Could you copy every line from the material below in which "counts" appears?

Chart and figure data

------------------------------------------------------------

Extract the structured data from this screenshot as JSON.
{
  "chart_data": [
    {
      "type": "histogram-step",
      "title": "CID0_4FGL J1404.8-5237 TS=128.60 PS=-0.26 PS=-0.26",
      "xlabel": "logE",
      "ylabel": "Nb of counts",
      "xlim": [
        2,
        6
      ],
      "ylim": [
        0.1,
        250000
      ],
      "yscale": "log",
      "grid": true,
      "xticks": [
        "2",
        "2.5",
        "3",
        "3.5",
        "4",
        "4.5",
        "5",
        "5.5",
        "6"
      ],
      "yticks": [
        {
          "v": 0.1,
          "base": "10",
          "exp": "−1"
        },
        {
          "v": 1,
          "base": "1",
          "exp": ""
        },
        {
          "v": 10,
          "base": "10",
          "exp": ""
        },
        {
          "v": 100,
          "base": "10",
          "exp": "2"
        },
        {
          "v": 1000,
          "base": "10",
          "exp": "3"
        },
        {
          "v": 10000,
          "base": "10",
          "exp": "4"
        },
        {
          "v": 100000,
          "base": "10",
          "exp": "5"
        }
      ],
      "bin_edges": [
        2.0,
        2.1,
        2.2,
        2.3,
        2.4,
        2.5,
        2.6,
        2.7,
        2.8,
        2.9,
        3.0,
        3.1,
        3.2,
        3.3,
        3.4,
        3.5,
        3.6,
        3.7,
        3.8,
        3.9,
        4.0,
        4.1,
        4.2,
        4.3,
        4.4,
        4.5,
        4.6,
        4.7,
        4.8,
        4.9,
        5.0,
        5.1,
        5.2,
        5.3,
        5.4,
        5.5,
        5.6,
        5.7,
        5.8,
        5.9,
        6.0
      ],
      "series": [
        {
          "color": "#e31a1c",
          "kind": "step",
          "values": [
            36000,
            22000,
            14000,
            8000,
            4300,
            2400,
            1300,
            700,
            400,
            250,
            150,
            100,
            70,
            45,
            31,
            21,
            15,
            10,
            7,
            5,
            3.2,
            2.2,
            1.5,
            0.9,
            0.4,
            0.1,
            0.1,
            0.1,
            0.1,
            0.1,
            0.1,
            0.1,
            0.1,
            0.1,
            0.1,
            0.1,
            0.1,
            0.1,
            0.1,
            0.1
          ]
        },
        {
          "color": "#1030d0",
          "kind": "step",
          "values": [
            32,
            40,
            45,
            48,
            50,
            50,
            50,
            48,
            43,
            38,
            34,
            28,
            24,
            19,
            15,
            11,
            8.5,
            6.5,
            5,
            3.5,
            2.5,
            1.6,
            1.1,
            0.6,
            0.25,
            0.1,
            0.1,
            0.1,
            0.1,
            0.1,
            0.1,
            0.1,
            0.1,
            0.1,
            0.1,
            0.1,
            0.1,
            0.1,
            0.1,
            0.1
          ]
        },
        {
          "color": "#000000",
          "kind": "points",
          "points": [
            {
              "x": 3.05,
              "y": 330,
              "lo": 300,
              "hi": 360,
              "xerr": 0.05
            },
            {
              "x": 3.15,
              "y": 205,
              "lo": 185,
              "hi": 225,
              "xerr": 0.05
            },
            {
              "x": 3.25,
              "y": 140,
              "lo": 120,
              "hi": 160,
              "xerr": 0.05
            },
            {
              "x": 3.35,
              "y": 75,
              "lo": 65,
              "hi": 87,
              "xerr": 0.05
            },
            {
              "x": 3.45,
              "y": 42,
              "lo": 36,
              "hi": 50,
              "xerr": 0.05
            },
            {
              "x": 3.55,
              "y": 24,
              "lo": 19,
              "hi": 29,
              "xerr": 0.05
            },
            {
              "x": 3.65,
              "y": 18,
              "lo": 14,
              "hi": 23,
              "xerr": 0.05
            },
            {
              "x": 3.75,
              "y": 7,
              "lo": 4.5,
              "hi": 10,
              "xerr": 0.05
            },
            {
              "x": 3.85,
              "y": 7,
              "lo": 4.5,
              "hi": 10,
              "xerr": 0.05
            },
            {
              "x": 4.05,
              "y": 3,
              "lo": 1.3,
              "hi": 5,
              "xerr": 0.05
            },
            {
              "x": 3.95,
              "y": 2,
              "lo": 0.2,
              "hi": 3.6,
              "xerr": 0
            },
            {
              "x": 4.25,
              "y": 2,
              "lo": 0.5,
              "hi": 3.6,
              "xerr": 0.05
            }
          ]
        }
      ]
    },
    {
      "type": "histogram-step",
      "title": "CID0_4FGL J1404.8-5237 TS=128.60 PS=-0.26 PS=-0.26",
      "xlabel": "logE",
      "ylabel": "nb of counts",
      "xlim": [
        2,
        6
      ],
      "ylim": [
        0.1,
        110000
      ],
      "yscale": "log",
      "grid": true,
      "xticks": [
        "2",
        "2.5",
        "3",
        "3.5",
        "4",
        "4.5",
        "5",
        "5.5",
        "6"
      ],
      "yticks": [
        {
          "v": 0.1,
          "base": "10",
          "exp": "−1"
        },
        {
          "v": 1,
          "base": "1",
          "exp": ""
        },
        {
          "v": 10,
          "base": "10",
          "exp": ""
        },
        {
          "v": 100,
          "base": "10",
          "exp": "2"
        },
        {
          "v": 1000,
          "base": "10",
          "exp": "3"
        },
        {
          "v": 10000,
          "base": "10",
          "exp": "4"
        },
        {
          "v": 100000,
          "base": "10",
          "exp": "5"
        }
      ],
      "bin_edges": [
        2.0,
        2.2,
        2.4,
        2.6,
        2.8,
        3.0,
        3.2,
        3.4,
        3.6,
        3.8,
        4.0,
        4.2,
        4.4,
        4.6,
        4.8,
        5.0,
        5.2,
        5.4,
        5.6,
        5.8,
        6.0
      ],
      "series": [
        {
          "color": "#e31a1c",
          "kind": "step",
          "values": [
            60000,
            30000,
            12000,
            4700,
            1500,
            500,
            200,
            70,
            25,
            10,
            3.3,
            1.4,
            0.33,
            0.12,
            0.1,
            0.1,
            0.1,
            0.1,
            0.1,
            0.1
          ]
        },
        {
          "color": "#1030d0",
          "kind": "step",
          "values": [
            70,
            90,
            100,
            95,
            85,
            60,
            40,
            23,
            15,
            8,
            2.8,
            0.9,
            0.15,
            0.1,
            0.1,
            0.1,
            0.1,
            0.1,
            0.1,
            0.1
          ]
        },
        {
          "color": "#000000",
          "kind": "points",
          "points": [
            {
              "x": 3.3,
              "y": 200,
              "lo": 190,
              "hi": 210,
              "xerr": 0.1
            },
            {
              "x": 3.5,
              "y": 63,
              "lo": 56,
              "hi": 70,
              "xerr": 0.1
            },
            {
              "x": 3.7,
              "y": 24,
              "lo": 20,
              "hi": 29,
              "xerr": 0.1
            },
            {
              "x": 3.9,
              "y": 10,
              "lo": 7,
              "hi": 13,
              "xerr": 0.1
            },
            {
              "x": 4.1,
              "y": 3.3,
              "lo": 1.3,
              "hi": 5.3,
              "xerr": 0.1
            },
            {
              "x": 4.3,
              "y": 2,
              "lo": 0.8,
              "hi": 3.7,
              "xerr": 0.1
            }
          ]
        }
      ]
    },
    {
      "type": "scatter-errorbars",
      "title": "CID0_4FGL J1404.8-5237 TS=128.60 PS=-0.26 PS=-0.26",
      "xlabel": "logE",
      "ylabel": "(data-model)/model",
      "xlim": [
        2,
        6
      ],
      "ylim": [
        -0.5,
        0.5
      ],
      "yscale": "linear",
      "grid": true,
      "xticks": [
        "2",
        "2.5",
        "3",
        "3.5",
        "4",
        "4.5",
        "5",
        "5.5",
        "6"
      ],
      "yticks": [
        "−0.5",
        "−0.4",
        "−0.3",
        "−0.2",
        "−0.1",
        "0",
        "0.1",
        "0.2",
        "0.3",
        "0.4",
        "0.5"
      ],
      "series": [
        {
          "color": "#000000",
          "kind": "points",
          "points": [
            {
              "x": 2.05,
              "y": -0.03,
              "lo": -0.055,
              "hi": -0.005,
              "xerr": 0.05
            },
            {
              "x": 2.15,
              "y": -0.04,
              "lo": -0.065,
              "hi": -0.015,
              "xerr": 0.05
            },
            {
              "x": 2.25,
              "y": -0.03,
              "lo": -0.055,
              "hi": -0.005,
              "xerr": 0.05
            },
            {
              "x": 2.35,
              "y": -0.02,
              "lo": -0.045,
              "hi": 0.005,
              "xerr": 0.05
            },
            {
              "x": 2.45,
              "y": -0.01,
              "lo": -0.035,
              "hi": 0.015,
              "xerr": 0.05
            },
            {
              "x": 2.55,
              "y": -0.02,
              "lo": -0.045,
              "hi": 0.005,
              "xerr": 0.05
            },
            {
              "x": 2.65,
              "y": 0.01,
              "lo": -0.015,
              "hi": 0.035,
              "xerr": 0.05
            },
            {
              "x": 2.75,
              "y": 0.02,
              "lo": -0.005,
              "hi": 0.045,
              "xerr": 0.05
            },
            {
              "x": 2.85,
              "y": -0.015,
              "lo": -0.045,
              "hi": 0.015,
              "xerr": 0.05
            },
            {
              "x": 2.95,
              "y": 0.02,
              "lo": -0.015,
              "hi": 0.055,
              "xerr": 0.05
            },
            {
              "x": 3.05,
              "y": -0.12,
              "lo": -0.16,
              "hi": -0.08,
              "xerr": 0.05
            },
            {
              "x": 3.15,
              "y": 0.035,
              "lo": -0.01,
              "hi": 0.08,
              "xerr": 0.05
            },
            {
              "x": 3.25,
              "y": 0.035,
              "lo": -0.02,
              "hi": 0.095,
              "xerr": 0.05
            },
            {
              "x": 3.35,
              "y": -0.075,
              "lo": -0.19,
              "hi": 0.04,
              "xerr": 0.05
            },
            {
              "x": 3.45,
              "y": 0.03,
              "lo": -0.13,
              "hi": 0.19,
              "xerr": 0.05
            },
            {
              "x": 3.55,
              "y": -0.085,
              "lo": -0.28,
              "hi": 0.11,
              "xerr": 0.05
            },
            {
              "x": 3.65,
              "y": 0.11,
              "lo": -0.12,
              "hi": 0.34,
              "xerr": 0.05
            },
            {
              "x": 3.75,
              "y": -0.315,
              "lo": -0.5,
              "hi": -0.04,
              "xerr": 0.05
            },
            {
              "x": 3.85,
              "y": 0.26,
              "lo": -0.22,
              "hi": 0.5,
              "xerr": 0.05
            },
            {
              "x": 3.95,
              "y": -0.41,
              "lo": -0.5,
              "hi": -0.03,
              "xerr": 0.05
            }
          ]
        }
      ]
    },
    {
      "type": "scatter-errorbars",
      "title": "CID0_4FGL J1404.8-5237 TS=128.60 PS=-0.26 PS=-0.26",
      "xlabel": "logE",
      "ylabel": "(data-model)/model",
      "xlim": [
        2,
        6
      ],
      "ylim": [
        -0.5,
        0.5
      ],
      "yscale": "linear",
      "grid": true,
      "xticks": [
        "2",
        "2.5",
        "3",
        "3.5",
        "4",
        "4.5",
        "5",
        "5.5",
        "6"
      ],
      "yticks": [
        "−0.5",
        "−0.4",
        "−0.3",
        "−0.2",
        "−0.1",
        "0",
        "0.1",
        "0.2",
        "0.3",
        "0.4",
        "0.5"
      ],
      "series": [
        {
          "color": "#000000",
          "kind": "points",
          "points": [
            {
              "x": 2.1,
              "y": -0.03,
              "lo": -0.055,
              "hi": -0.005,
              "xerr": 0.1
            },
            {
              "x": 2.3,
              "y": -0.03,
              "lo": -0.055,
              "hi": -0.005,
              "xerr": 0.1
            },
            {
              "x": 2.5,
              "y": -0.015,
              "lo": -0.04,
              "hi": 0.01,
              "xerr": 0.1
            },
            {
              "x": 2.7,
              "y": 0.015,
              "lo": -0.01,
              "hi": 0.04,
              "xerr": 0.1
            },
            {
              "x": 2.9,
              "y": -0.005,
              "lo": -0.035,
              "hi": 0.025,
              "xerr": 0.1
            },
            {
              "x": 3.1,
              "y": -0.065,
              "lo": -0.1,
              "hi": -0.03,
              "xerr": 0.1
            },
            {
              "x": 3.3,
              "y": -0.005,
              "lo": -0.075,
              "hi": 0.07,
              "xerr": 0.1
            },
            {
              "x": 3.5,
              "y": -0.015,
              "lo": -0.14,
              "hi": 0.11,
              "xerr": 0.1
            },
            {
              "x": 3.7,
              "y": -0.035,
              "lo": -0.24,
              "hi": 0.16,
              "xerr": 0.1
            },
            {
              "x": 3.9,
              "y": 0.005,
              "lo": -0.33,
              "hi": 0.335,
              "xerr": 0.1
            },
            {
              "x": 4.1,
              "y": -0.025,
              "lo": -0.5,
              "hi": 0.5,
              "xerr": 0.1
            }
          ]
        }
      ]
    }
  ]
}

------------------------------------------------------------

▸ **Task response**:
      "ylabel": "Nb of counts",
      "ylabel": "nb of counts",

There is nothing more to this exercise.